Trabajo pendiente:
1 - Reproduce palabra por palabra el texto sobre Netanyahu frente a la política demócrata.
2 - Cita de manera literal las filas que van desde la que contiene "x-tick-label: 250 <box>775 855 844 906</box>" hasta la que contiene "x-tick-label: 300 <box>880 855 949 906</box>", ambas incluidas, sin añadir ninguna otra.

Texto aportado:
Contra la política demócrata
De este modo, Netanyahu hizo abiertamente caso omiso de los deseos de Joe Biden. No tenía ninguna intención de regalar al presidente demócrata una tregua acompañada por una liberación de rehenes, entre los cuales había ciudadanos estadounidenses que habrían sido recibidos con gran pompa en la Casa Blanca. Al resistirse a Biden con mucha ingratitud, el jefe del Likud ayudó a su entonces competidor en la carrera presidencial, Donald Trump. La retirada de la candidatura del presidente en ejercicio y su renuncia a favor de su vicepresidenta, Kamala Harris, no cambiaron la situación para Netanyahu. Por el contrario, tenía buenas razones para temer que Harris llevara a cabo en la Casa Blanca una política hacia Medio Oriente más alineada con la de uno de los mentores de su campaña, Barack Obama, que con la de Biden.

Filas aportadas:
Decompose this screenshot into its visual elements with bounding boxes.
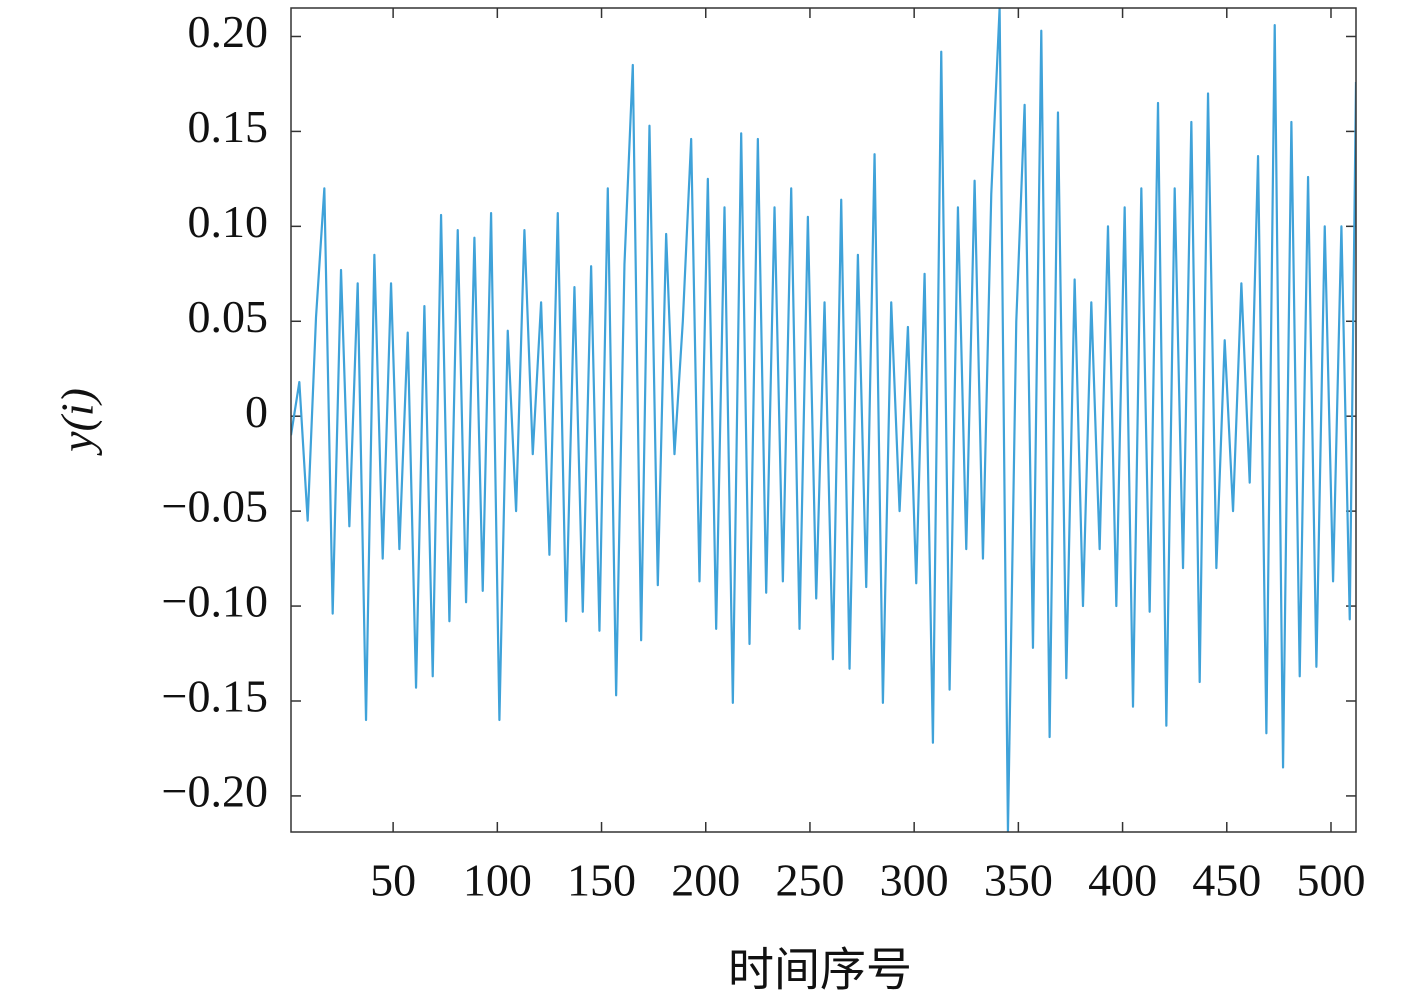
x-tick-label: 250 <box>775 855 844 906</box>
x-tick-label: 500 <box>1296 855 1365 906</box>
x-tick-label: 350 <box>984 855 1053 906</box>
plot-frame <box>290 7 1357 833</box>
y-tick-label: 0.10 <box>188 196 269 247</box>
x-tick-label: 450 <box>1192 855 1261 906</box>
y-tick-label: 0 <box>245 386 268 437</box>
y-tick-label: 0.15 <box>188 101 269 152</box>
x-tick-label: 100 <box>463 855 532 906</box>
data-line <box>291 8 1356 832</box>
y-tick-label: −0.15 <box>162 671 268 722</box>
y-axis-label: y(i) <box>52 388 103 456</box>
x-tick-label: 150 <box>567 855 636 906</box>
x-tick-label: 400 <box>1088 855 1157 906</box>
y-tick-label: −0.05 <box>162 481 268 532</box>
x-axis-label: 时间序号 <box>728 945 912 996</box>
x-tick-label: 200 <box>671 855 740 906</box>
x-tick-label: 300 <box>880 855 949 906</box>
y-tick-label: 0.20 <box>188 6 269 57</box>
x-tick-label: 50 <box>370 855 416 906</box>
y-tick-label: −0.20 <box>162 765 268 816</box>
y-tick-label: 0.05 <box>188 291 269 342</box>
y-tick-label: −0.10 <box>162 576 268 627</box>
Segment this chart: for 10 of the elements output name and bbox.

Conjunto de respuestas:
1 -
Contra la política demócrata
De este modo, Netanyahu hizo abiertamente caso omiso de los deseos de Joe Biden. No tenía ninguna intención de regalar al presidente demócrata una tregua acompañada por una liberación de rehenes, entre los cuales había ciudadanos estadounidenses que habrían sido recibidos con gran pompa en la Casa Blanca. Al resistirse a Biden con mucha ingratitud, el jefe del Likud ayudó a su entonces competidor en la carrera presidencial, Donald Trump. La retirada de la candidatura del presidente en ejercicio y su renuncia a favor de su vicepresidenta, Kamala Harris, no cambiaron la situación para Netanyahu. Por el contrario, tenía buenas razones para temer que Harris llevara a cabo en la Casa Blanca una política hacia Medio Oriente más alineada con la de uno de los mentores de su campaña, Barack Obama, que con la de Biden.

2 -
x-tick-label: 250 <box>775 855 844 906</box>
x-tick-label: 500 <box>1296 855 1365 906</box>
x-tick-label: 350 <box>984 855 1053 906</box>
plot-frame <box>290 7 1357 833</box>
y-tick-label: 0.10 <box>188 196 269 247</box>
x-tick-label: 450 <box>1192 855 1261 906</box>
y-tick-label: 0 <box>245 386 268 437</box>
y-tick-label: 0.15 <box>188 101 269 152</box>
x-tick-label: 100 <box>463 855 532 906</box>
data-line <box>291 8 1356 832</box>
y-tick-label: −0.15 <box>162 671 268 722</box>
y-axis-label: y(i) <box>52 388 103 456</box>
x-tick-label: 150 <box>567 855 636 906</box>
x-tick-label: 400 <box>1088 855 1157 906</box>
y-tick-label: −0.05 <box>162 481 268 532</box>
x-axis-label: 时间序号 <box>728 945 912 996</box>
x-tick-label: 200 <box>671 855 740 906</box>
x-tick-label: 300 <box>880 855 949 906</box>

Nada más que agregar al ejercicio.